What to work on: Repeat the listing in full, preserving every character.
## Begin
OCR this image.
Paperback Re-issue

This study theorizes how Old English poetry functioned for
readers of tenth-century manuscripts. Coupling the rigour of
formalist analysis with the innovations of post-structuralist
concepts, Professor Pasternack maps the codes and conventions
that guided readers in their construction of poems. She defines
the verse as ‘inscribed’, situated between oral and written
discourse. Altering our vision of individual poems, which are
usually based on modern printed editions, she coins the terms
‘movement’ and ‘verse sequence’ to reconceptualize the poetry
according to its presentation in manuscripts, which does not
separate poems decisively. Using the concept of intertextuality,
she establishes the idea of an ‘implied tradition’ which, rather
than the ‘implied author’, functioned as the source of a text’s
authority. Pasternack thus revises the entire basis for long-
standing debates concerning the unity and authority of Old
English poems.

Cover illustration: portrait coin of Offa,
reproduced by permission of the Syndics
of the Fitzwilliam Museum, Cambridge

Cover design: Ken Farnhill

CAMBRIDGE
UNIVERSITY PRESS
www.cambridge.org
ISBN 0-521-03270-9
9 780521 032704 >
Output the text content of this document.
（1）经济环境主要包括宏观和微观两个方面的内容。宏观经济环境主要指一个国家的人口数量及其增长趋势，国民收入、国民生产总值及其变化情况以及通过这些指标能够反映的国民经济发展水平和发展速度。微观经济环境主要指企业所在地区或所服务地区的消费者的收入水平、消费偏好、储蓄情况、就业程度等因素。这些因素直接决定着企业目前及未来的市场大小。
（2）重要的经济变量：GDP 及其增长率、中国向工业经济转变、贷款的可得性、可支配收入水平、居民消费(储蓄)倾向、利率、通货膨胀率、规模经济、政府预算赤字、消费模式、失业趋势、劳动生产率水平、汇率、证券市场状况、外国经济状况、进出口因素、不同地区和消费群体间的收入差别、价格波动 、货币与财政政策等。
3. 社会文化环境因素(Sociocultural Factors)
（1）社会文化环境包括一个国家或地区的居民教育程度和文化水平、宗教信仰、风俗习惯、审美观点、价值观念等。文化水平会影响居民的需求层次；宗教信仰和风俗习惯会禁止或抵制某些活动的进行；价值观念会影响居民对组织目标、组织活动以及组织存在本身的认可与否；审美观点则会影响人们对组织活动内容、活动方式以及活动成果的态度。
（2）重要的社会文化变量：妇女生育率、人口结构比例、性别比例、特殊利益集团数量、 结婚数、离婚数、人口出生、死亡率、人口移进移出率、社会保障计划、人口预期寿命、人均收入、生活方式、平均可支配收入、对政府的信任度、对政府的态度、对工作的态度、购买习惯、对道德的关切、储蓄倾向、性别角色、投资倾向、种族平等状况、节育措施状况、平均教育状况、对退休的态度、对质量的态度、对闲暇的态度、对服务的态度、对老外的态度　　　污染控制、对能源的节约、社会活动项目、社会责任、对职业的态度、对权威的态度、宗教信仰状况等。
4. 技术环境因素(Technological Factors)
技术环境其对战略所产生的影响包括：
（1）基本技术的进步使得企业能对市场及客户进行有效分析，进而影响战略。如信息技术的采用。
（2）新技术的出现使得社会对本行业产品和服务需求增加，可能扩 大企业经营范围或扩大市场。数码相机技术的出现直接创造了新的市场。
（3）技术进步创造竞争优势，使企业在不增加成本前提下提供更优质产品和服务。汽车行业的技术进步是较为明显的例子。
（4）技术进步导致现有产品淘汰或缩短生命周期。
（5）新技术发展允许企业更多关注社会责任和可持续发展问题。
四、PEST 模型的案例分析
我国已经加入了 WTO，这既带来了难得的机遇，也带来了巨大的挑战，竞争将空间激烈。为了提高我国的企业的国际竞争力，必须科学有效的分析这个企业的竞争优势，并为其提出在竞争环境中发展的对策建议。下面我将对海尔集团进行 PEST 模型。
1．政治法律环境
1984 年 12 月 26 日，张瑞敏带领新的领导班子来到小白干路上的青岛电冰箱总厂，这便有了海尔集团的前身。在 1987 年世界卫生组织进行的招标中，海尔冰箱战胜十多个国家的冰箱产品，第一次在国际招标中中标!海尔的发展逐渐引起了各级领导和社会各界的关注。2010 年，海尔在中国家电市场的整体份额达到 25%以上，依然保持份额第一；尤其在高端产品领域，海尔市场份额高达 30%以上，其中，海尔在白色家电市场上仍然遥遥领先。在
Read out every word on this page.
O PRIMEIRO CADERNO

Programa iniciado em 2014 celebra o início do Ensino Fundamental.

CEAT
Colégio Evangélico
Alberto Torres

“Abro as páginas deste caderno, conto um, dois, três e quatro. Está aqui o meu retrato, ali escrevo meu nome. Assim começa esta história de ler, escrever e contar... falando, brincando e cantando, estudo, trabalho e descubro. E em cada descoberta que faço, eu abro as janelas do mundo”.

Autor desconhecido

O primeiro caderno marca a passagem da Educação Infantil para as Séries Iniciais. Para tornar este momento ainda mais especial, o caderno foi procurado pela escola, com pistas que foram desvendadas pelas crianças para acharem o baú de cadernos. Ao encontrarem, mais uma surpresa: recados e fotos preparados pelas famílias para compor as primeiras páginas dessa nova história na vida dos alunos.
## End
Complete answer:
OCR this image.
Paperback Re-issue

This study theorizes how Old English poetry functioned for
readers of tenth-century manuscripts. Coupling the rigour of
formalist analysis with the innovations of post-structuralist
concepts, Professor Pasternack maps the codes and conventions
that guided readers in their construction of poems. She defines
the verse as ‘inscribed’, situated between oral and written
discourse. Altering our vision of individual poems, which are
usually based on modern printed editions, she coins the terms
‘movement’ and ‘verse sequence’ to reconceptualize the poetry
according to its presentation in manuscripts, which does not
separate poems decisively. Using the concept of intertextuality,
she establishes the idea of an ‘implied tradition’ which, rather
than the ‘implied author’, functioned as the source of a text’s
authority. Pasternack thus revises the entire basis for long-
standing debates concerning the unity and authority of Old
English poems.

Cover illustration: portrait coin of Offa,
reproduced by permission of the Syndics
of the Fitzwilliam Museum, Cambridge

Cover design: Ken Farnhill

CAMBRIDGE
UNIVERSITY PRESS
www.cambridge.org
ISBN 0-521-03270-9
9 780521 032704 >
Output the text content of this document.
（1）经济环境主要包括宏观和微观两个方面的内容。宏观经济环境主要指一个国家的人口数量及其增长趋势，国民收入、国民生产总值及其变化情况以及通过这些指标能够反映的国民经济发展水平和发展速度。微观经济环境主要指企业所在地区或所服务地区的消费者的收入水平、消费偏好、储蓄情况、就业程度等因素。这些因素直接决定着企业目前及未来的市场大小。
（2）重要的经济变量：GDP 及其增长率、中国向工业经济转变、贷款的可得性、可支配收入水平、居民消费(储蓄)倾向、利率、通货膨胀率、规模经济、政府预算赤字、消费模式、失业趋势、劳动生产率水平、汇率、证券市场状况、外国经济状况、进出口因素、不同地区和消费群体间的收入差别、价格波动 、货币与财政政策等。
3. 社会文化环境因素(Sociocultural Factors)
（1）社会文化环境包括一个国家或地区的居民教育程度和文化水平、宗教信仰、风俗习惯、审美观点、价值观念等。文化水平会影响居民的需求层次；宗教信仰和风俗习惯会禁止或抵制某些活动的进行；价值观念会影响居民对组织目标、组织活动以及组织存在本身的认可与否；审美观点则会影响人们对组织活动内容、活动方式以及活动成果的态度。
（2）重要的社会文化变量：妇女生育率、人口结构比例、性别比例、特殊利益集团数量、 结婚数、离婚数、人口出生、死亡率、人口移进移出率、社会保障计划、人口预期寿命、人均收入、生活方式、平均可支配收入、对政府的信任度、对政府的态度、对工作的态度、购买习惯、对道德的关切、储蓄倾向、性别角色、投资倾向、种族平等状况、节育措施状况、平均教育状况、对退休的态度、对质量的态度、对闲暇的态度、对服务的态度、对老外的态度　　　污染控制、对能源的节约、社会活动项目、社会责任、对职业的态度、对权威的态度、宗教信仰状况等。
4. 技术环境因素(Technological Factors)
技术环境其对战略所产生的影响包括：
（1）基本技术的进步使得企业能对市场及客户进行有效分析，进而影响战略。如信息技术的采用。
（2）新技术的出现使得社会对本行业产品和服务需求增加，可能扩 大企业经营范围或扩大市场。数码相机技术的出现直接创造了新的市场。
（3）技术进步创造竞争优势，使企业在不增加成本前提下提供更优质产品和服务。汽车行业的技术进步是较为明显的例子。
（4）技术进步导致现有产品淘汰或缩短生命周期。
（5）新技术发展允许企业更多关注社会责任和可持续发展问题。
四、PEST 模型的案例分析
我国已经加入了 WTO，这既带来了难得的机遇，也带来了巨大的挑战，竞争将空间激烈。为了提高我国的企业的国际竞争力，必须科学有效的分析这个企业的竞争优势，并为其提出在竞争环境中发展的对策建议。下面我将对海尔集团进行 PEST 模型。
1．政治法律环境
1984 年 12 月 26 日，张瑞敏带领新的领导班子来到小白干路上的青岛电冰箱总厂，这便有了海尔集团的前身。在 1987 年世界卫生组织进行的招标中，海尔冰箱战胜十多个国家的冰箱产品，第一次在国际招标中中标!海尔的发展逐渐引起了各级领导和社会各界的关注。2010 年，海尔在中国家电市场的整体份额达到 25%以上，依然保持份额第一；尤其在高端产品领域，海尔市场份额高达 30%以上，其中，海尔在白色家电市场上仍然遥遥领先。在
Read out every word on this page.
O PRIMEIRO CADERNO

Programa iniciado em 2014 celebra o início do Ensino Fundamental.

CEAT
Colégio Evangélico
Alberto Torres

“Abro as páginas deste caderno, conto um, dois, três e quatro. Está aqui o meu retrato, ali escrevo meu nome. Assim começa esta história de ler, escrever e contar... falando, brincando e cantando, estudo, trabalho e descubro. E em cada descoberta que faço, eu abro as janelas do mundo”.

Autor desconhecido

O primeiro caderno marca a passagem da Educação Infantil para as Séries Iniciais. Para tornar este momento ainda mais especial, o caderno foi procurado pela escola, com pistas que foram desvendadas pelas crianças para acharem o baú de cadernos. Ao encontrarem, mais uma surpresa: recados e fotos preparados pelas famílias para compor as primeiras páginas dessa nova história na vida dos alunos.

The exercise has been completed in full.